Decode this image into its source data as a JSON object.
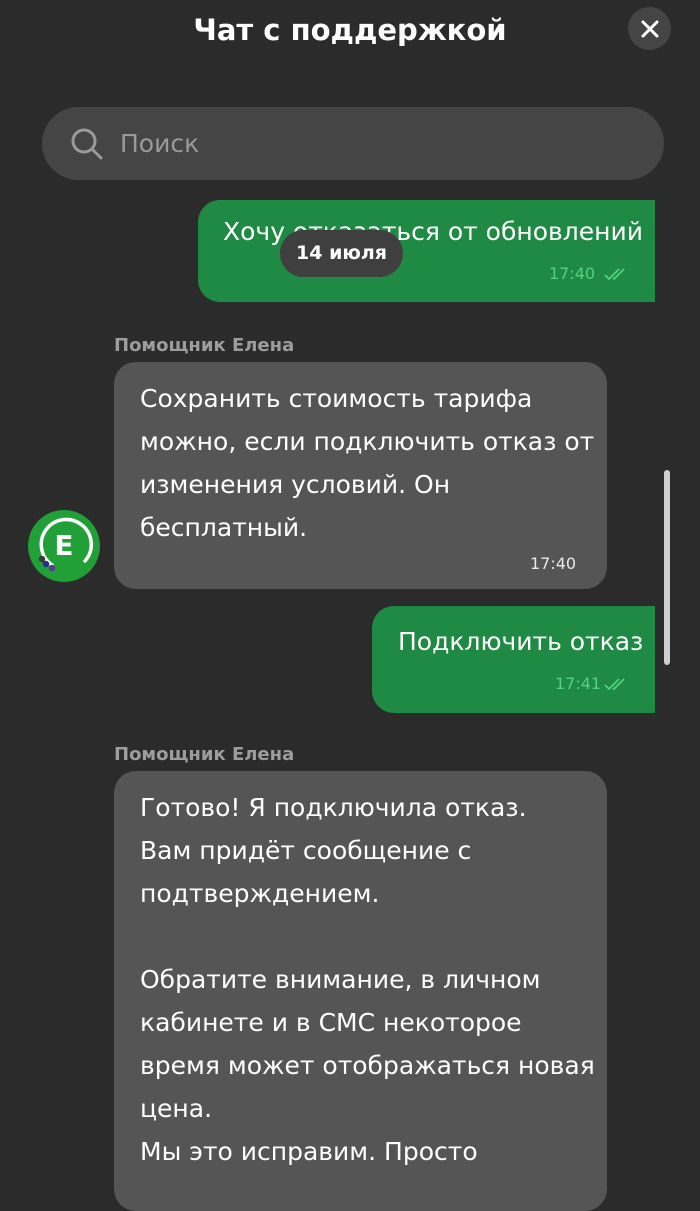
{
  "header": {
    "title": "Чат с поддержкой"
  },
  "search": {
    "placeholder": "Поиск"
  },
  "date_separator": "14 июля",
  "messages": [
    {
      "direction": "outgoing",
      "text": "Хочу отказаться от обновлений",
      "time": "17:40",
      "status": "read"
    },
    {
      "direction": "incoming",
      "sender": "Помощник Елена",
      "text": "Сохранить стоимость тарифа\nможно, если подключить отказ от\nизменения условий. Он\nбесплатный.",
      "time": "17:40"
    },
    {
      "direction": "outgoing",
      "text": "Подключить отказ",
      "time": "17:41",
      "status": "read"
    },
    {
      "direction": "incoming",
      "sender": "Помощник Елена",
      "text": "Готово! Я подключила отказ.\nВам придёт сообщение с\nподтверждением.\n\nОбратите внимание, в личном\nкабинете и в СМС некоторое\nвремя может отображаться новая\nцена.\nМы это исправим. Просто"
    }
  ],
  "avatar": {
    "letter": "Е"
  },
  "icons": {
    "close": "close-icon",
    "search": "search-icon",
    "read_receipt": "double-check-icon"
  },
  "colors": {
    "background": "#2b2b2b",
    "outgoing_bubble": "#1f8a43",
    "incoming_bubble": "#555555",
    "accent": "#21a038"
  }
}
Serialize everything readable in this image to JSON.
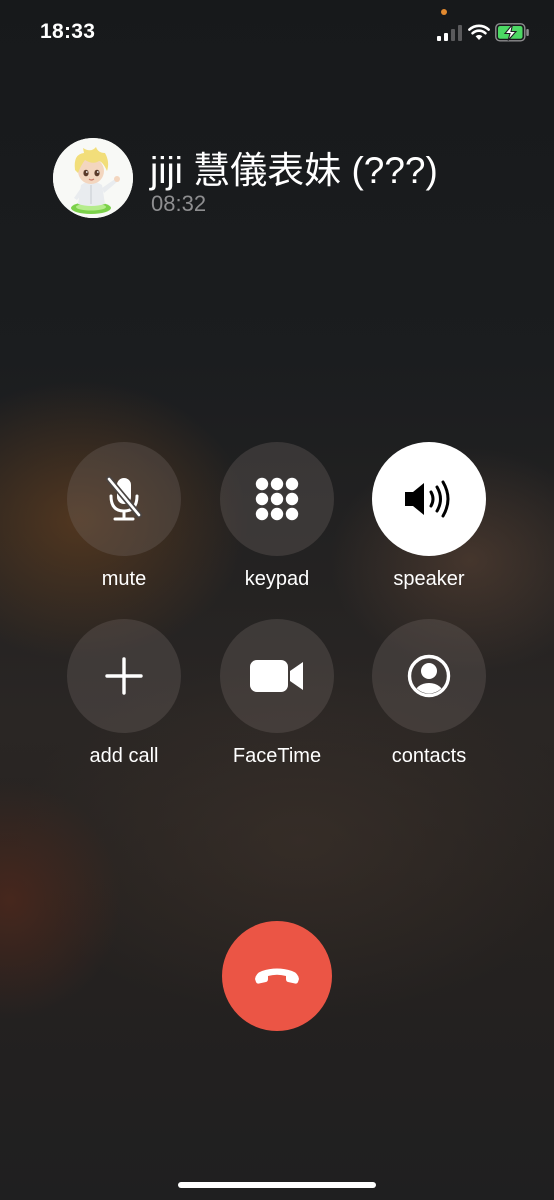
{
  "status_bar": {
    "time": "18:33",
    "privacy_dot_color": "#e2892f",
    "battery_fill_color": "#4cd964",
    "battery_charging": true
  },
  "caller": {
    "name": "jiji 慧儀表妹 (???)",
    "duration": "08:32"
  },
  "controls": [
    {
      "id": "mute",
      "label": "mute",
      "icon": "mute-microphone-icon",
      "active": false
    },
    {
      "id": "keypad",
      "label": "keypad",
      "icon": "keypad-icon",
      "active": false
    },
    {
      "id": "speaker",
      "label": "speaker",
      "icon": "speaker-icon",
      "active": true
    },
    {
      "id": "add_call",
      "label": "add call",
      "icon": "plus-icon",
      "active": false
    },
    {
      "id": "facetime",
      "label": "FaceTime",
      "icon": "video-camera-icon",
      "active": false
    },
    {
      "id": "contacts",
      "label": "contacts",
      "icon": "person-circle-icon",
      "active": false
    }
  ],
  "end_call": {
    "icon": "phone-hangup-icon",
    "color": "#eb5545"
  }
}
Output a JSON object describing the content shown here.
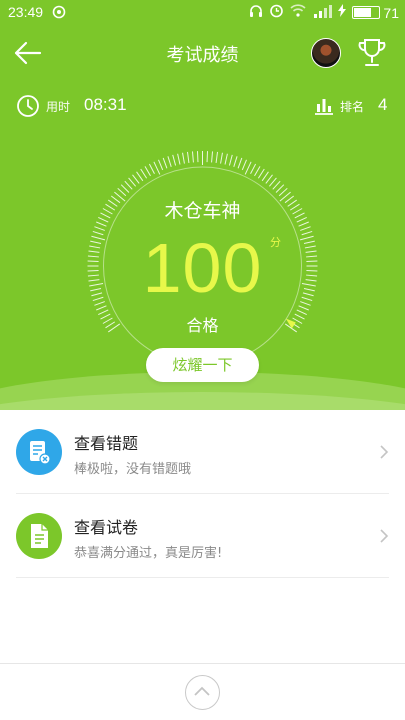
{
  "status_bar": {
    "time": "23:49",
    "battery": "71"
  },
  "header": {
    "title": "考试成绩"
  },
  "stats": {
    "time_label": "用时",
    "time_value": "08:31",
    "rank_label": "排名",
    "rank_value": "4"
  },
  "result": {
    "nickname": "木仓车神",
    "score": "100",
    "unit": "分",
    "verdict": "合格",
    "score_fraction": 1.0
  },
  "share_button": "炫耀一下",
  "items": [
    {
      "title": "查看错题",
      "subtitle": "棒极啦，没有错题哦",
      "icon": "wrong-questions-icon",
      "color": "#2fa7e8"
    },
    {
      "title": "查看试卷",
      "subtitle": "恭喜满分通过，真是厉害!",
      "icon": "exam-paper-icon",
      "color": "#7cc72a"
    }
  ],
  "colors": {
    "header_bg": "#7cc72a",
    "score": "#e7f84a"
  }
}
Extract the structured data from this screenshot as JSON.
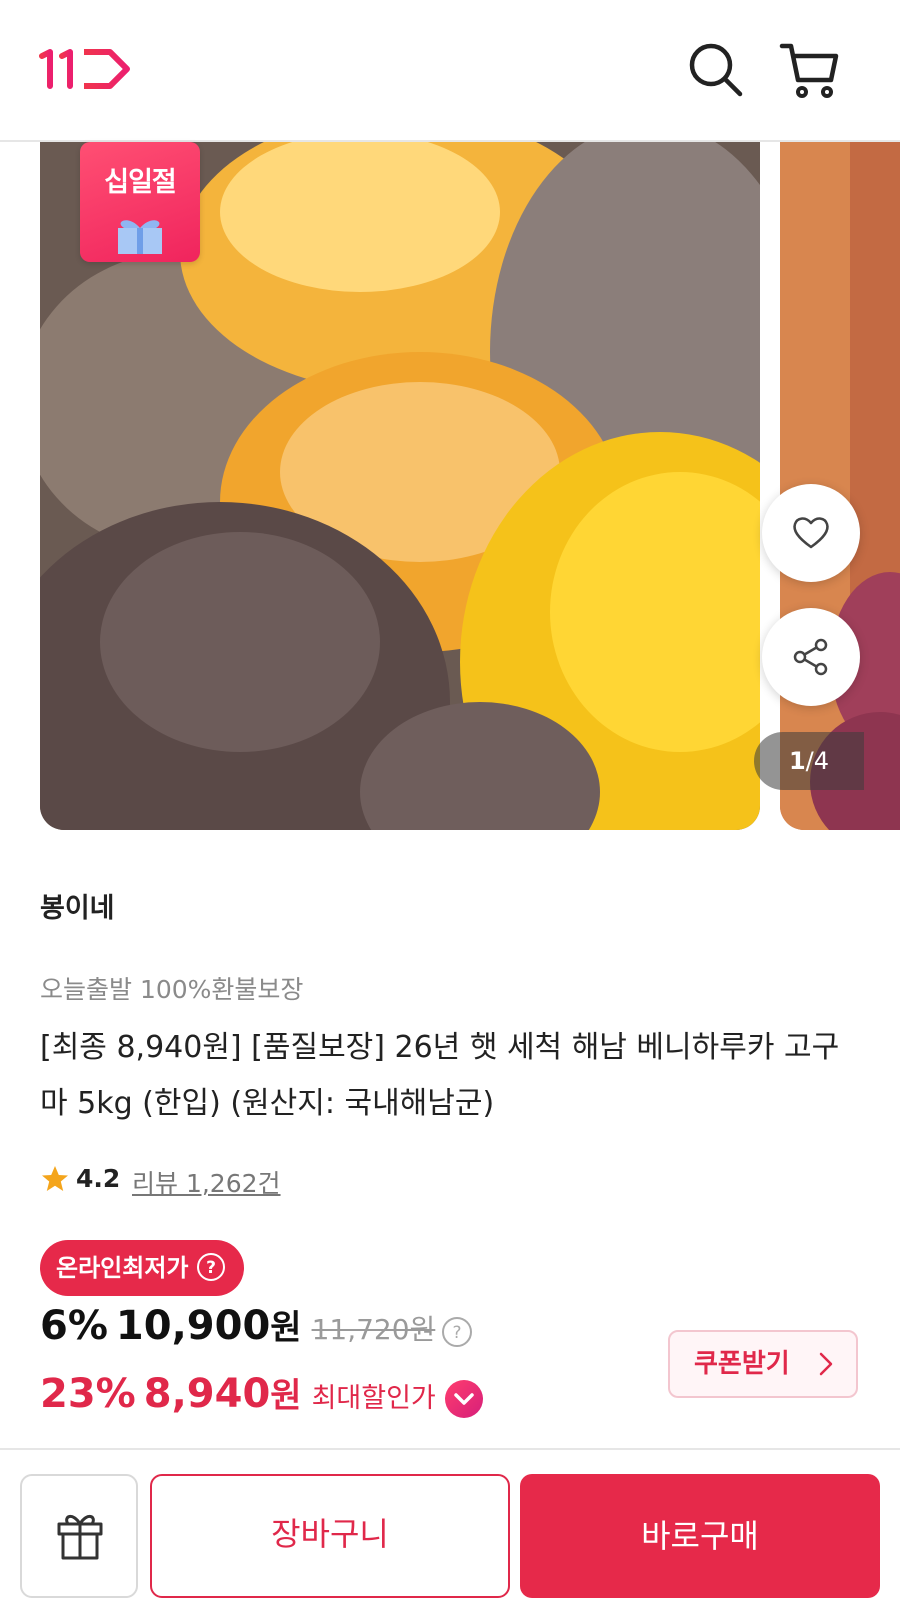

Problem details:
Every entry must be reproduced exactly, with the images left out.

Result for this exercise:
Decode this image into its source data as a JSON object.
{
  "header": {
    "title": "Чат с поддержкой"
  },
  "search": {
    "placeholder": "Поиск"
  },
  "date_separator": "14 июля",
  "messages": [
    {
      "direction": "outgoing",
      "text": "Хочу отказаться от обновлений",
      "time": "17:40",
      "status": "read"
    },
    {
      "direction": "incoming",
      "sender": "Помощник Елена",
      "text": "Сохранить стоимость тарифа\nможно, если подключить отказ от\nизменения условий. Он\nбесплатный.",
      "time": "17:40"
    },
    {
      "direction": "outgoing",
      "text": "Подключить отказ",
      "time": "17:41",
      "status": "read"
    },
    {
      "direction": "incoming",
      "sender": "Помощник Елена",
      "text": "Готово! Я подключила отказ.\nВам придёт сообщение с\nподтверждением.\n\nОбратите внимание, в личном\nкабинете и в СМС некоторое\nвремя может отображаться новая\nцена.\nМы это исправим. Просто"
    }
  ],
  "avatar": {
    "letter": "Е"
  },
  "icons": {
    "close": "close-icon",
    "search": "search-icon",
    "read_receipt": "double-check-icon"
  },
  "colors": {
    "background": "#2b2b2b",
    "outgoing_bubble": "#1f8a43",
    "incoming_bubble": "#555555",
    "accent": "#21a038"
  }
}
Serialize everything readable in this image to JSON.
{
  "status_bar": {
    "time": "18:33",
    "privacy_dot_color": "#e2892f",
    "battery_fill_color": "#4cd964",
    "battery_charging": true
  },
  "caller": {
    "name": "jiji 慧儀表妹 (???)",
    "duration": "08:32"
  },
  "controls": [
    {
      "id": "mute",
      "label": "mute",
      "icon": "mute-microphone-icon",
      "active": false
    },
    {
      "id": "keypad",
      "label": "keypad",
      "icon": "keypad-icon",
      "active": false
    },
    {
      "id": "speaker",
      "label": "speaker",
      "icon": "speaker-icon",
      "active": true
    },
    {
      "id": "add_call",
      "label": "add call",
      "icon": "plus-icon",
      "active": false
    },
    {
      "id": "facetime",
      "label": "FaceTime",
      "icon": "video-camera-icon",
      "active": false
    },
    {
      "id": "contacts",
      "label": "contacts",
      "icon": "person-circle-icon",
      "active": false
    }
  ],
  "end_call": {
    "icon": "phone-hangup-icon",
    "color": "#eb5545"
  }
}
Output a JSON object describing the content shown here.
{
  "status_bar": {
    "time": "23:49",
    "battery": "71"
  },
  "header": {
    "title": "考试成绩"
  },
  "stats": {
    "time_label": "用时",
    "time_value": "08:31",
    "rank_label": "排名",
    "rank_value": "4"
  },
  "result": {
    "nickname": "木仓车神",
    "score": "100",
    "unit": "分",
    "verdict": "合格",
    "score_fraction": 1.0
  },
  "share_button": "炫耀一下",
  "items": [
    {
      "title": "查看错题",
      "subtitle": "棒极啦，没有错题哦",
      "icon": "wrong-questions-icon",
      "color": "#2fa7e8"
    },
    {
      "title": "查看试卷",
      "subtitle": "恭喜满分通过，真是厉害!",
      "icon": "exam-paper-icon",
      "color": "#7cc72a"
    }
  ],
  "colors": {
    "header_bg": "#7cc72a",
    "score": "#e7f84a"
  }
}
Extract the structured data from this screenshot as JSON.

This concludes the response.